### [TASK SET]
A - In the London travel post, to which city did the writer travel the day after Christmas?
B - Continue the London travel post from the point at which it ends.

### [READING PASSAGE]
■ ■ ■ ■

Tuesday, January 6, 2009

Christmas in the land of her majesty the queen

LONDON~!!!!!!




My buddy inside the Tower of London outside the door for the crown jewels. I tried staring this guy down for like five minutes before I gave up. He didn't smile or budge, but every once and a while he would blow up the fur from his hat so it wouldn't cover his eyes. Then on second thought I'm glad I didn't push him further... it is never wise to piss people off who have automatic weapons.


Tower of London


Leicester Square


Piccadilly Circus

Christmas at the Hostel



Christmas at the Hostel Pic nombre deux


Cat guy outside of Ripley's Believe it or not! See link: http://www.metro.co.uk/news/article.html?Man_turned_cat_is_worlds_%91most_modified_man%92&in_article_id=291749&in_page_id=34




Oxford street... I think???





Me and Ben





Me at the Buckingham Palace Gate.


Monument outside Buckingham Palace




Me waiting for her majesty to invite me in for tea. And maybe crumpets. mmmmmm crumpets.




Buckingham Palace



Self Explanatory




Big Ben





Me at the Tower of London in front of a rack of pistols at the old armory in the white tower. I asked an Italian girl to take my picture and I think that might be her dad staring at me, wondering how the white Irish looking guy speaks Italian.




Tower Bridge



China Town!



British colonialism may have failed, but American cultural colonialism is alive and kicking.




Instead of Christmas in Paris I eventually decided on Christmas in London. In the end, perhaps, I chose London because of stories like Dicken’s A Christmas Carol that have firmly planted in my consciousness a more Christmasy feel to London than Paris, or more likely, after a week of writing papers and final exams I NEEDED to go to a place where English was spoken, it was a matter of sanity. I spent Christmas in London and left the day after for Dublin. In sum it was four nights each place, ten days, two hostels with four bunked beds, and a lot of travel.


I left my house at noon and arrived in London at midnight.


Traveling by air involves annoying security checks where my contact solution gets dumped out by irate security personal who tell me that I need to read the rules better because you can’t have containers of liquid over 100mL in a carryon bag. Air travel at its core is a game of hurry up and wait, you hurry to the ticket counter only to stand in line, you try to hurry to your gate only to have a man with a metal detector wave it around your periphery while you’re standing in a vertical spread eagle after a good old fashioned pat down….


But in the end your at your destination. I got my carryon out of the overhead compartment and stepped of the plane with this great feeling that I am in the land of Her Magesty!


After an hour long shuttle ride I was finally in London and took the subway, what Londoners call “the tube,” to Russell Square and from here, very slowly and wearily made it to my hostel which without a map or any sense of direction proved to be a tad difficult to find.

■ ■ ■ ■

(Labeled box records)
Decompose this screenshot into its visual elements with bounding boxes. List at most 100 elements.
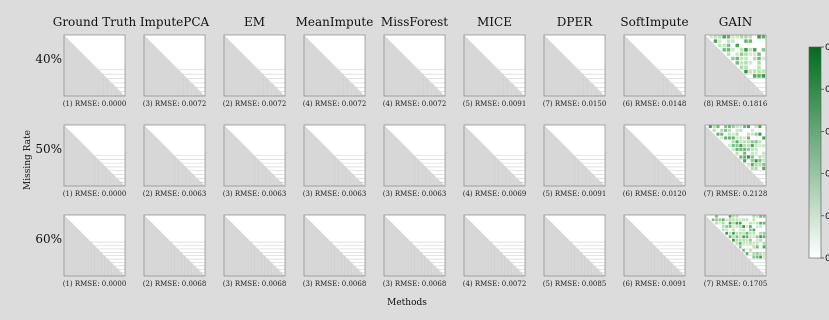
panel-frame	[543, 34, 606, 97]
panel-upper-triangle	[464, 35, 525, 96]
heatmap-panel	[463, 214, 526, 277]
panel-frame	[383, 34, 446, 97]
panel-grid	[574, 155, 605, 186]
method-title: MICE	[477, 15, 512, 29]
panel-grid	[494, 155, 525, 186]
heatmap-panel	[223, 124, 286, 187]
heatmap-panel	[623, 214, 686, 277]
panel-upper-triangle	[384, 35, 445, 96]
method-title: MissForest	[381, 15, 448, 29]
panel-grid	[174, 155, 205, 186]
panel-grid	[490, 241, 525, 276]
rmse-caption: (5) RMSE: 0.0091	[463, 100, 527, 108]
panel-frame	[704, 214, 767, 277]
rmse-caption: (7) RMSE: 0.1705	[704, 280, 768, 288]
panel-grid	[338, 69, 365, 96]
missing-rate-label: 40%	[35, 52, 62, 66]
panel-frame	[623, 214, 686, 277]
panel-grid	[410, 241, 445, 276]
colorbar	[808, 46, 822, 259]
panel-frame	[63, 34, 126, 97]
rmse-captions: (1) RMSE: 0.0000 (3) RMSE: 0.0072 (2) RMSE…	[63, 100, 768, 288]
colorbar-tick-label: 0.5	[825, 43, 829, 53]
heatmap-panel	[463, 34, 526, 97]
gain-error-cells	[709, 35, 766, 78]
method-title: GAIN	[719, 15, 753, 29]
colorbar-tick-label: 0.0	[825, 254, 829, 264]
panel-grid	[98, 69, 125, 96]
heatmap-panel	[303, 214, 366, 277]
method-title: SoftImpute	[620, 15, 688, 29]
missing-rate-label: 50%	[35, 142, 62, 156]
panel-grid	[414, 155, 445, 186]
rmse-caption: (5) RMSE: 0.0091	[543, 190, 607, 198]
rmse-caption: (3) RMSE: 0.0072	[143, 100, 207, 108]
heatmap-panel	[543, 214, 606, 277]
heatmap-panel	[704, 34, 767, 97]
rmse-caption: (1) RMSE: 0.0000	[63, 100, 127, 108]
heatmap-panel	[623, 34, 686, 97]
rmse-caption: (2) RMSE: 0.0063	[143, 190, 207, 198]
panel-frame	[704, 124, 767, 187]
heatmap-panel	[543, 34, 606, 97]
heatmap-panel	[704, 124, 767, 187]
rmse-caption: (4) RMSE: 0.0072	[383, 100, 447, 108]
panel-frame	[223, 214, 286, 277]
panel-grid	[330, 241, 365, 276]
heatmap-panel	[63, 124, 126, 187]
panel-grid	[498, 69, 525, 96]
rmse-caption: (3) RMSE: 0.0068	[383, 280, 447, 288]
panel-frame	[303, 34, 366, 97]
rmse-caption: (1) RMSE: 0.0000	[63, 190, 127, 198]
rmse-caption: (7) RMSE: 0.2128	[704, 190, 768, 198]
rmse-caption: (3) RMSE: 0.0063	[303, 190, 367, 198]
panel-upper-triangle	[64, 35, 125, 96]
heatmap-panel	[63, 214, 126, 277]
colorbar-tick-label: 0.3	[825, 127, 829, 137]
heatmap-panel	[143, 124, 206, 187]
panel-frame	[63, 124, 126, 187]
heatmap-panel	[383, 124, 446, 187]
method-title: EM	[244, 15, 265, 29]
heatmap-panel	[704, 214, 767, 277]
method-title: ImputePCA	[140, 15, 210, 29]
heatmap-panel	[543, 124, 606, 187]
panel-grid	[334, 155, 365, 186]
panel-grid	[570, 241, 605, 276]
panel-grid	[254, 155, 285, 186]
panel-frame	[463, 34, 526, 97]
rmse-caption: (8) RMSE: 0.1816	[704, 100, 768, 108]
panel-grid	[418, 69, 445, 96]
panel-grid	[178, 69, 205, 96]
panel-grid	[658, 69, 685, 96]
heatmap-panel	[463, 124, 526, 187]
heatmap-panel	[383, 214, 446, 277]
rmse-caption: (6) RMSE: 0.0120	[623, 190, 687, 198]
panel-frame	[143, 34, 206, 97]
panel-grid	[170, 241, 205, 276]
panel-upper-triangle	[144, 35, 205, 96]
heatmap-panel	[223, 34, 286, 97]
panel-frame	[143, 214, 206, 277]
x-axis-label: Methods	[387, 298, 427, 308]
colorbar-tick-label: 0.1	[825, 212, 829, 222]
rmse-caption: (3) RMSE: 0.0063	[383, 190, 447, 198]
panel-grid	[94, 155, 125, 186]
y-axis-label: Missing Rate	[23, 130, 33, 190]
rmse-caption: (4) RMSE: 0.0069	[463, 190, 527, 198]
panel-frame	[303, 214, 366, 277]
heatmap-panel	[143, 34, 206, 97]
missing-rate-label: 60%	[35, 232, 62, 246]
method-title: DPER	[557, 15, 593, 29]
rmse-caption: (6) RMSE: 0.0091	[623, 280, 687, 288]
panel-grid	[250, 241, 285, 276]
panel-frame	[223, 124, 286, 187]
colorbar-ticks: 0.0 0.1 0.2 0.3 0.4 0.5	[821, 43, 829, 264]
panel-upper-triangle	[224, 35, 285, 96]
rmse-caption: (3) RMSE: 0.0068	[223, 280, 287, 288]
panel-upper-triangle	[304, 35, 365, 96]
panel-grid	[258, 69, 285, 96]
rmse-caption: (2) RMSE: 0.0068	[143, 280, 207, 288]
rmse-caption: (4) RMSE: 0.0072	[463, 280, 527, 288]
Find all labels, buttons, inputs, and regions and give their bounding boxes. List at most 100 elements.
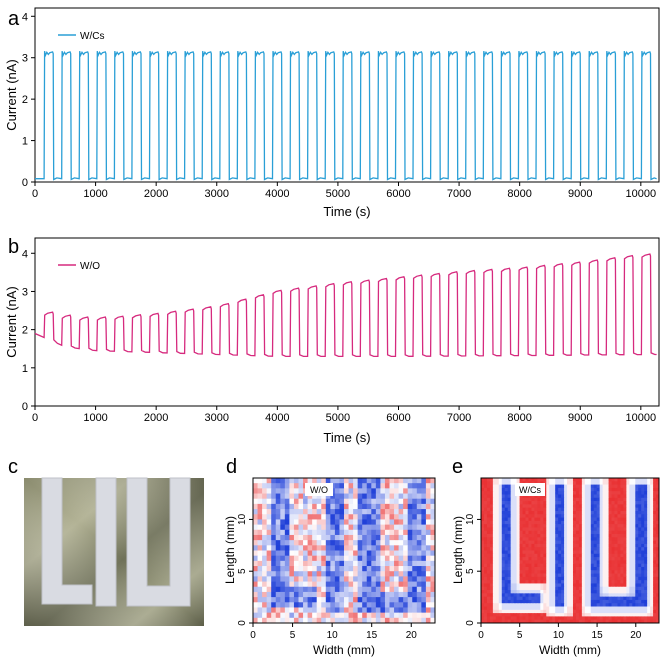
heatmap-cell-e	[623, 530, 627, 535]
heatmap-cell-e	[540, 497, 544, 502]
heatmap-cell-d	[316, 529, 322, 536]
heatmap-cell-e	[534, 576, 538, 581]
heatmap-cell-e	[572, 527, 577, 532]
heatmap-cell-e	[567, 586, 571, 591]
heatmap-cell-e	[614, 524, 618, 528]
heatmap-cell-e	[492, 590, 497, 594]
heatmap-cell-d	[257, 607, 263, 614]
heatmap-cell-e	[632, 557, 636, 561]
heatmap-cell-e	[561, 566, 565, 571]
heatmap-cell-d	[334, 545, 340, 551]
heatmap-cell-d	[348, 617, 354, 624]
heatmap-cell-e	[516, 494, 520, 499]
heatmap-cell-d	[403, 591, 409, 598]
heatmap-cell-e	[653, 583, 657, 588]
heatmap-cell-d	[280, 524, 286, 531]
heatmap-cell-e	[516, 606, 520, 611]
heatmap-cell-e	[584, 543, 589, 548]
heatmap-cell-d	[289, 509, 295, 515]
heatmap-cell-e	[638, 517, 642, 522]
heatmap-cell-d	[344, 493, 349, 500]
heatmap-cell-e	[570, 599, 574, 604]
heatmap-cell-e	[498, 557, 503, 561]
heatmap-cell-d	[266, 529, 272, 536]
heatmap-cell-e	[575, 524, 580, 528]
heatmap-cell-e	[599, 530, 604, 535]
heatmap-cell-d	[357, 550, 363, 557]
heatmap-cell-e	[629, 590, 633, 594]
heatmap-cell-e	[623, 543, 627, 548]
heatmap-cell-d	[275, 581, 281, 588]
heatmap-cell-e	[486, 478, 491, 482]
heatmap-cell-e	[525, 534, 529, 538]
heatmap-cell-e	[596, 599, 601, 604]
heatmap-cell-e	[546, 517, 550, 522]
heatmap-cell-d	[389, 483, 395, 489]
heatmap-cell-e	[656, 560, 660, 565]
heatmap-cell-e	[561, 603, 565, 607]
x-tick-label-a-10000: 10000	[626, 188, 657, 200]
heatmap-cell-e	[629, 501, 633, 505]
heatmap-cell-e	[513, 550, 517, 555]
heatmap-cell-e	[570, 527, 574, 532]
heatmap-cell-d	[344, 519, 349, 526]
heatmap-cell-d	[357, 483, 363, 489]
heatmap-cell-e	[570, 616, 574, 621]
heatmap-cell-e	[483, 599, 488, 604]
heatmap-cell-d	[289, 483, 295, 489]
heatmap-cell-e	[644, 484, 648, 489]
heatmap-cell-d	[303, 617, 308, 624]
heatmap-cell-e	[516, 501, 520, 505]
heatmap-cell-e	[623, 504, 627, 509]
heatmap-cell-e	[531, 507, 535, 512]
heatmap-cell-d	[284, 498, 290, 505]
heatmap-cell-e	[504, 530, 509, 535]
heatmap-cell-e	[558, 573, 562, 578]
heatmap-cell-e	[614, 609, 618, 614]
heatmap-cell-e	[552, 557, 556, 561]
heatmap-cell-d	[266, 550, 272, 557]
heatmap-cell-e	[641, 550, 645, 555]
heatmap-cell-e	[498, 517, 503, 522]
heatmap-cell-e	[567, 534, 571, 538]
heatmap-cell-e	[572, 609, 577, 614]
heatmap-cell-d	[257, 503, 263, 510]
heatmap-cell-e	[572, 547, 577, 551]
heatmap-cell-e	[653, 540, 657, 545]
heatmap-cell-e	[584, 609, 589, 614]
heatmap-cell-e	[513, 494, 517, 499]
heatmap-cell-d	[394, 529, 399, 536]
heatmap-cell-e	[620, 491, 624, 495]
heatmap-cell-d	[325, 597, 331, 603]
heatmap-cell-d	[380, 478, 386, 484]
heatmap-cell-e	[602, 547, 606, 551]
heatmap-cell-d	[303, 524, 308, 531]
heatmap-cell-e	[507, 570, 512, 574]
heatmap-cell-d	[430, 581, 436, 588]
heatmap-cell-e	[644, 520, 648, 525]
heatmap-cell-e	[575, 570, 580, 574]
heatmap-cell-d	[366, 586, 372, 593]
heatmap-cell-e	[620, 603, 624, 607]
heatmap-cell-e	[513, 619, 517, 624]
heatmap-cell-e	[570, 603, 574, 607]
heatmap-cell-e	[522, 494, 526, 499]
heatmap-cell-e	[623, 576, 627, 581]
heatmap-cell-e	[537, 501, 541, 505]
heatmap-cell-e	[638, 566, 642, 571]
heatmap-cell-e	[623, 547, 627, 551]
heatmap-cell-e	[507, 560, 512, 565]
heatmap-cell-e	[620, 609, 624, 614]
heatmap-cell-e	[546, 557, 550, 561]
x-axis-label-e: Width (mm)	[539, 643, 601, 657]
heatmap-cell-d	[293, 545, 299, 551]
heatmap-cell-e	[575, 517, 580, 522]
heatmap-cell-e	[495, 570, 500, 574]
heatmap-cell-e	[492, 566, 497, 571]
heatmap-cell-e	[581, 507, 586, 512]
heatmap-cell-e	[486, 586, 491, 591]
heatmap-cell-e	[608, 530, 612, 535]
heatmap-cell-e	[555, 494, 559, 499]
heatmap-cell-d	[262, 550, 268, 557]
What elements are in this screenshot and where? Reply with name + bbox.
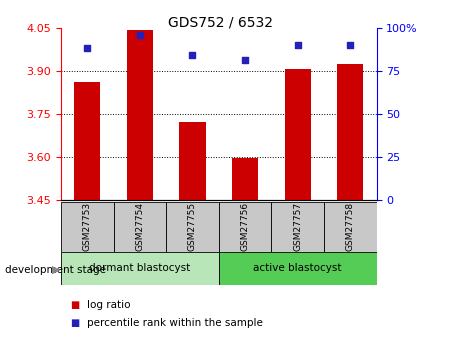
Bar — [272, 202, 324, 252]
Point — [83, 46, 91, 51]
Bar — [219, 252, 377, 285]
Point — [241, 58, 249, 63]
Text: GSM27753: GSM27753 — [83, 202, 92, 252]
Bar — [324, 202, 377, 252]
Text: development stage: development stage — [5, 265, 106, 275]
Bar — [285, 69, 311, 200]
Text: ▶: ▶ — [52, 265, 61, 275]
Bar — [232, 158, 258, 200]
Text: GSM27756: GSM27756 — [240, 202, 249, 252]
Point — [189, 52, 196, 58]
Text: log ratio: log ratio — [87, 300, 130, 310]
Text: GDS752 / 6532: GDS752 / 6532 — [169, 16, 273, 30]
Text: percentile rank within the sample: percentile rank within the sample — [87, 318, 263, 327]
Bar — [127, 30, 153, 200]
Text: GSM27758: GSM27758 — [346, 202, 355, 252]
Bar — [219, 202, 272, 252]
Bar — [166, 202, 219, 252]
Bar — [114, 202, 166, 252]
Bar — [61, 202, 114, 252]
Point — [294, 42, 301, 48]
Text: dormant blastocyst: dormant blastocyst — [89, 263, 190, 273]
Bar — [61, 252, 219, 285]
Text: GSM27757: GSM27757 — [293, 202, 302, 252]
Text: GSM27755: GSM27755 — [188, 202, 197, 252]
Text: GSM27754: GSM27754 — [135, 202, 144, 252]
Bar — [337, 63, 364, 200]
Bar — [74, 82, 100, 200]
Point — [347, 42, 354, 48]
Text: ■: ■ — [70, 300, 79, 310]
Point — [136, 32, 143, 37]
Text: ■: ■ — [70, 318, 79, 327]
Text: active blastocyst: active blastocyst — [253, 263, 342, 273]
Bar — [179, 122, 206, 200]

■ ■ ■ ■

### [RESPONSES]
A - Dublin

B -
This was my first experience with a hostel and it was great. The reality that I was staying with some new people generally similar in age was refreshing and fun and allowed for single serving friends to laugh with, drink with, explore with, and eat and celebrate Christmas with. Traveling alone can sometimes get lonely and it was nice to have familiar faces around.


When I finally got to the hostel it was past 1:00am, I checked in and made my way to another building where my bed awaited me. Not wanting to wake up the two other people sleeping on the bottom bunks of the two bunk beds I didn’t turn the light on and instead got ready for bed in darkness and what I hoped would pass for silence. Of course that silence was soon interrupted when the metal from my belt buckle tumbled down from atop the cabinet where I had put my stuff and came crashing on the metal post of the bed sending an alarm-clock like ringing through the room. Ohh well.


The next day brought me to the Tower of London, the British crown jewels, and a plate of fajitas at a restaurant called, “Purgatory.” Eating food that wasn’t Italian was a welcome repose, even if the fajitas were below the standard of those which I could get back in Santa Fe. The tour of the Tower of London was fascinating and the gems and gold of the British crown opulent and incredible. Aside from the scepter with the largest, flawless cut diamond in existence, a diamond the size of my fist, one piece of regalia particularly striking was a large wine container about the size of a small bathtub made entirely of gold with a serving ladle of a conch shell with an intricate pattern of gold woven around it and extending up to a long handle. The queen’s coronation gown was a mesh of spun gold. I had only heard of spun gold in fairy tales and stories of treasure and almost didn’t believe it existed in real life.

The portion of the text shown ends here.